» PROMPT:
Extract every entry word for word.

***

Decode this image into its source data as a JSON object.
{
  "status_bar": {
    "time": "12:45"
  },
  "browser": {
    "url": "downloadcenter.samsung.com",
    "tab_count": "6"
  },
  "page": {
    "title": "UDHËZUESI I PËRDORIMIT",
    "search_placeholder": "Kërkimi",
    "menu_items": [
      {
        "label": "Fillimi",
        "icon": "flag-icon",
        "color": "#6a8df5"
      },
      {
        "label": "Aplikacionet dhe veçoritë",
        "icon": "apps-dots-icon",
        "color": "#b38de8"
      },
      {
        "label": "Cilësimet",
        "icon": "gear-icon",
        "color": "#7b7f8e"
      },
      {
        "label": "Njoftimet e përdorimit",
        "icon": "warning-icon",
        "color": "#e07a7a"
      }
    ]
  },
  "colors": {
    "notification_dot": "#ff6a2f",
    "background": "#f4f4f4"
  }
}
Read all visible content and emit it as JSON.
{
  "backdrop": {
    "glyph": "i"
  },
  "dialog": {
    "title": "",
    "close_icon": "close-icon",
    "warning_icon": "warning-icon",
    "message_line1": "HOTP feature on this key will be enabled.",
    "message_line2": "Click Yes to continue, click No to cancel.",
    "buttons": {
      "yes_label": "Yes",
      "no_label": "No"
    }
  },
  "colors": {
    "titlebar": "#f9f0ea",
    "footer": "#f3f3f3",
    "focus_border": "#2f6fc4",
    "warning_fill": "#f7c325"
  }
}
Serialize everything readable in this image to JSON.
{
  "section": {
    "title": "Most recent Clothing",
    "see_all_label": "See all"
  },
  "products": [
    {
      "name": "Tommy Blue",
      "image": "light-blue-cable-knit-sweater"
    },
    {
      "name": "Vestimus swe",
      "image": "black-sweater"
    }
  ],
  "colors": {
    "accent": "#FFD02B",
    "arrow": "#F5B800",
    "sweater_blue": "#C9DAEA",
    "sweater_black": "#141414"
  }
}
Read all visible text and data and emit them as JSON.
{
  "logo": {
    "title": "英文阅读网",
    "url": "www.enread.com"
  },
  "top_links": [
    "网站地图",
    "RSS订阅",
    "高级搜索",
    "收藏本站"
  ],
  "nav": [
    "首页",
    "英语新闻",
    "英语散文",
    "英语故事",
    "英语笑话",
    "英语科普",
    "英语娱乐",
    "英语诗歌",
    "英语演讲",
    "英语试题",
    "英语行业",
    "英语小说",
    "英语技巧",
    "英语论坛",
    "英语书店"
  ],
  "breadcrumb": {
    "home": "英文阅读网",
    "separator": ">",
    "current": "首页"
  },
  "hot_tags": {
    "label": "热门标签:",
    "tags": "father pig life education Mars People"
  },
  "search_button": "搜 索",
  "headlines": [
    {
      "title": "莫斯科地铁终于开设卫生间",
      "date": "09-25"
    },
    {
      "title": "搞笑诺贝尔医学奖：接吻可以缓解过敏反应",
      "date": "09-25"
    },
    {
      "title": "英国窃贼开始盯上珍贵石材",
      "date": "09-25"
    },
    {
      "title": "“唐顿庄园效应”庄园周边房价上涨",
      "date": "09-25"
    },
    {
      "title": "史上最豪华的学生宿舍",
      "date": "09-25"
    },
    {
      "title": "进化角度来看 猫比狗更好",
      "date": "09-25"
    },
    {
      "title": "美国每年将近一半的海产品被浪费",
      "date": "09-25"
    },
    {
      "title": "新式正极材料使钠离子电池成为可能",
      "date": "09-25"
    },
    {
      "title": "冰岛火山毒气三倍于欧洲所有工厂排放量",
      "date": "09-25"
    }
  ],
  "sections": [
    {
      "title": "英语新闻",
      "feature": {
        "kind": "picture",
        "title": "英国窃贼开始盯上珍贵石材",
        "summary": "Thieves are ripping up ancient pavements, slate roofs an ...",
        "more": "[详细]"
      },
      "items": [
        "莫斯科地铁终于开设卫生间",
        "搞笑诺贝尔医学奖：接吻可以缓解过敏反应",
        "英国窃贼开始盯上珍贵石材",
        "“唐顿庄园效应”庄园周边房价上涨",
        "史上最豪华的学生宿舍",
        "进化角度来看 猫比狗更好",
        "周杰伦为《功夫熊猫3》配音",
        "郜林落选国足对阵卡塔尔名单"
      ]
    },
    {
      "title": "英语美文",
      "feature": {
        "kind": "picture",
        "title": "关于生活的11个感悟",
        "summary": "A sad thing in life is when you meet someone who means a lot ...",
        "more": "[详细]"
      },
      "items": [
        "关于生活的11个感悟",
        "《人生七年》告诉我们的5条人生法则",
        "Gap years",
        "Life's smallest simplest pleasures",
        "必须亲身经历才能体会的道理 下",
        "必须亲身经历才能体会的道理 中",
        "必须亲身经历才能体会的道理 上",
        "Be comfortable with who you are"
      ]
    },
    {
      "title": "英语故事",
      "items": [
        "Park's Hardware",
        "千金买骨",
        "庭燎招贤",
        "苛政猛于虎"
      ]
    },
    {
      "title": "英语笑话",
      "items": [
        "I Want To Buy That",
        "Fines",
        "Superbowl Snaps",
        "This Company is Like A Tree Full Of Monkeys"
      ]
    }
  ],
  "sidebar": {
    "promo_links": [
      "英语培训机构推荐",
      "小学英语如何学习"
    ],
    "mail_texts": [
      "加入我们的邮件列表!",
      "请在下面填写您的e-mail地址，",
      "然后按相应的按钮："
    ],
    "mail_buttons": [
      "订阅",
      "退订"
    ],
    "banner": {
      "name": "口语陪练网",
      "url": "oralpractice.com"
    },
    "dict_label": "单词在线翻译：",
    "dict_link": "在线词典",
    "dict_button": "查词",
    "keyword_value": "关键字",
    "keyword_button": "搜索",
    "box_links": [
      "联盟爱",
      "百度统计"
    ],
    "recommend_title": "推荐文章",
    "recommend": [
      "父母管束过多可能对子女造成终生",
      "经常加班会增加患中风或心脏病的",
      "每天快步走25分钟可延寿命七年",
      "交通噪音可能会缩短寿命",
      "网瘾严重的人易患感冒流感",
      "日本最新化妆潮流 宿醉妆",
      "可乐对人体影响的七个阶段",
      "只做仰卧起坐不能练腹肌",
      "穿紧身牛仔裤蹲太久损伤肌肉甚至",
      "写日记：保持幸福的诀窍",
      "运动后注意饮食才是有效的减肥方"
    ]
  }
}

***

» TASK RESULT:
Decode this image into its source data as a JSON object.
{
  "status_bar": {
    "time": "12:45"
  },
  "browser": {
    "url": "downloadcenter.samsung.com",
    "tab_count": "6"
  },
  "page": {
    "title": "UDHËZUESI I PËRDORIMIT",
    "search_placeholder": "Kërkimi",
    "menu_items": [
      {
        "label": "Fillimi",
        "icon": "flag-icon",
        "color": "#6a8df5"
      },
      {
        "label": "Aplikacionet dhe veçoritë",
        "icon": "apps-dots-icon",
        "color": "#b38de8"
      },
      {
        "label": "Cilësimet",
        "icon": "gear-icon",
        "color": "#7b7f8e"
      },
      {
        "label": "Njoftimet e përdorimit",
        "icon": "warning-icon",
        "color": "#e07a7a"
      }
    ]
  },
  "colors": {
    "notification_dot": "#ff6a2f",
    "background": "#f4f4f4"
  }
}
Read all visible content and emit it as JSON.
{
  "backdrop": {
    "glyph": "i"
  },
  "dialog": {
    "title": "",
    "close_icon": "close-icon",
    "warning_icon": "warning-icon",
    "message_line1": "HOTP feature on this key will be enabled.",
    "message_line2": "Click Yes to continue, click No to cancel.",
    "buttons": {
      "yes_label": "Yes",
      "no_label": "No"
    }
  },
  "colors": {
    "titlebar": "#f9f0ea",
    "footer": "#f3f3f3",
    "focus_border": "#2f6fc4",
    "warning_fill": "#f7c325"
  }
}
Serialize everything readable in this image to JSON.
{
  "section": {
    "title": "Most recent Clothing",
    "see_all_label": "See all"
  },
  "products": [
    {
      "name": "Tommy Blue",
      "image": "light-blue-cable-knit-sweater"
    },
    {
      "name": "Vestimus swe",
      "image": "black-sweater"
    }
  ],
  "colors": {
    "accent": "#FFD02B",
    "arrow": "#F5B800",
    "sweater_blue": "#C9DAEA",
    "sweater_black": "#141414"
  }
}
Read all visible text and data and emit them as JSON.
{
  "logo": {
    "title": "英文阅读网",
    "url": "www.enread.com"
  },
  "top_links": [
    "网站地图",
    "RSS订阅",
    "高级搜索",
    "收藏本站"
  ],
  "nav": [
    "首页",
    "英语新闻",
    "英语散文",
    "英语故事",
    "英语笑话",
    "英语科普",
    "英语娱乐",
    "英语诗歌",
    "英语演讲",
    "英语试题",
    "英语行业",
    "英语小说",
    "英语技巧",
    "英语论坛",
    "英语书店"
  ],
  "breadcrumb": {
    "home": "英文阅读网",
    "separator": ">",
    "current": "首页"
  },
  "hot_tags": {
    "label": "热门标签:",
    "tags": "father pig life education Mars People"
  },
  "search_button": "搜 索",
  "headlines": [
    {
      "title": "莫斯科地铁终于开设卫生间",
      "date": "09-25"
    },
    {
      "title": "搞笑诺贝尔医学奖：接吻可以缓解过敏反应",
      "date": "09-25"
    },
    {
      "title": "英国窃贼开始盯上珍贵石材",
      "date": "09-25"
    },
    {
      "title": "“唐顿庄园效应”庄园周边房价上涨",
      "date": "09-25"
    },
    {
      "title": "史上最豪华的学生宿舍",
      "date": "09-25"
    },
    {
      "title": "进化角度来看 猫比狗更好",
      "date": "09-25"
    },
    {
      "title": "美国每年将近一半的海产品被浪费",
      "date": "09-25"
    },
    {
      "title": "新式正极材料使钠离子电池成为可能",
      "date": "09-25"
    },
    {
      "title": "冰岛火山毒气三倍于欧洲所有工厂排放量",
      "date": "09-25"
    }
  ],
  "sections": [
    {
      "title": "英语新闻",
      "feature": {
        "kind": "picture",
        "title": "英国窃贼开始盯上珍贵石材",
        "summary": "Thieves are ripping up ancient pavements, slate roofs an ...",
        "more": "[详细]"
      },
      "items": [
        "莫斯科地铁终于开设卫生间",
        "搞笑诺贝尔医学奖：接吻可以缓解过敏反应",
        "英国窃贼开始盯上珍贵石材",
        "“唐顿庄园效应”庄园周边房价上涨",
        "史上最豪华的学生宿舍",
        "进化角度来看 猫比狗更好",
        "周杰伦为《功夫熊猫3》配音",
        "郜林落选国足对阵卡塔尔名单"
      ]
    },
    {
      "title": "英语美文",
      "feature": {
        "kind": "picture",
        "title": "关于生活的11个感悟",
        "summary": "A sad thing in life is when you meet someone who means a lot ...",
        "more": "[详细]"
      },
      "items": [
        "关于生活的11个感悟",
        "《人生七年》告诉我们的5条人生法则",
        "Gap years",
        "Life's smallest simplest pleasures",
        "必须亲身经历才能体会的道理 下",
        "必须亲身经历才能体会的道理 中",
        "必须亲身经历才能体会的道理 上",
        "Be comfortable with who you are"
      ]
    },
    {
      "title": "英语故事",
      "items": [
        "Park's Hardware",
        "千金买骨",
        "庭燎招贤",
        "苛政猛于虎"
      ]
    },
    {
      "title": "英语笑话",
      "items": [
        "I Want To Buy That",
        "Fines",
        "Superbowl Snaps",
        "This Company is Like A Tree Full Of Monkeys"
      ]
    }
  ],
  "sidebar": {
    "promo_links": [
      "英语培训机构推荐",
      "小学英语如何学习"
    ],
    "mail_texts": [
      "加入我们的邮件列表!",
      "请在下面填写您的e-mail地址，",
      "然后按相应的按钮："
    ],
    "mail_buttons": [
      "订阅",
      "退订"
    ],
    "banner": {
      "name": "口语陪练网",
      "url": "oralpractice.com"
    },
    "dict_label": "单词在线翻译：",
    "dict_link": "在线词典",
    "dict_button": "查词",
    "keyword_value": "关键字",
    "keyword_button": "搜索",
    "box_links": [
      "联盟爱",
      "百度统计"
    ],
    "recommend_title": "推荐文章",
    "recommend": [
      "父母管束过多可能对子女造成终生",
      "经常加班会增加患中风或心脏病的",
      "每天快步走25分钟可延寿命七年",
      "交通噪音可能会缩短寿命",
      "网瘾严重的人易患感冒流感",
      "日本最新化妆潮流 宿醉妆",
      "可乐对人体影响的七个阶段",
      "只做仰卧起坐不能练腹肌",
      "穿紧身牛仔裤蹲太久损伤肌肉甚至",
      "写日记：保持幸福的诀窍",
      "运动后注意饮食才是有效的减肥方"
    ]
  }
}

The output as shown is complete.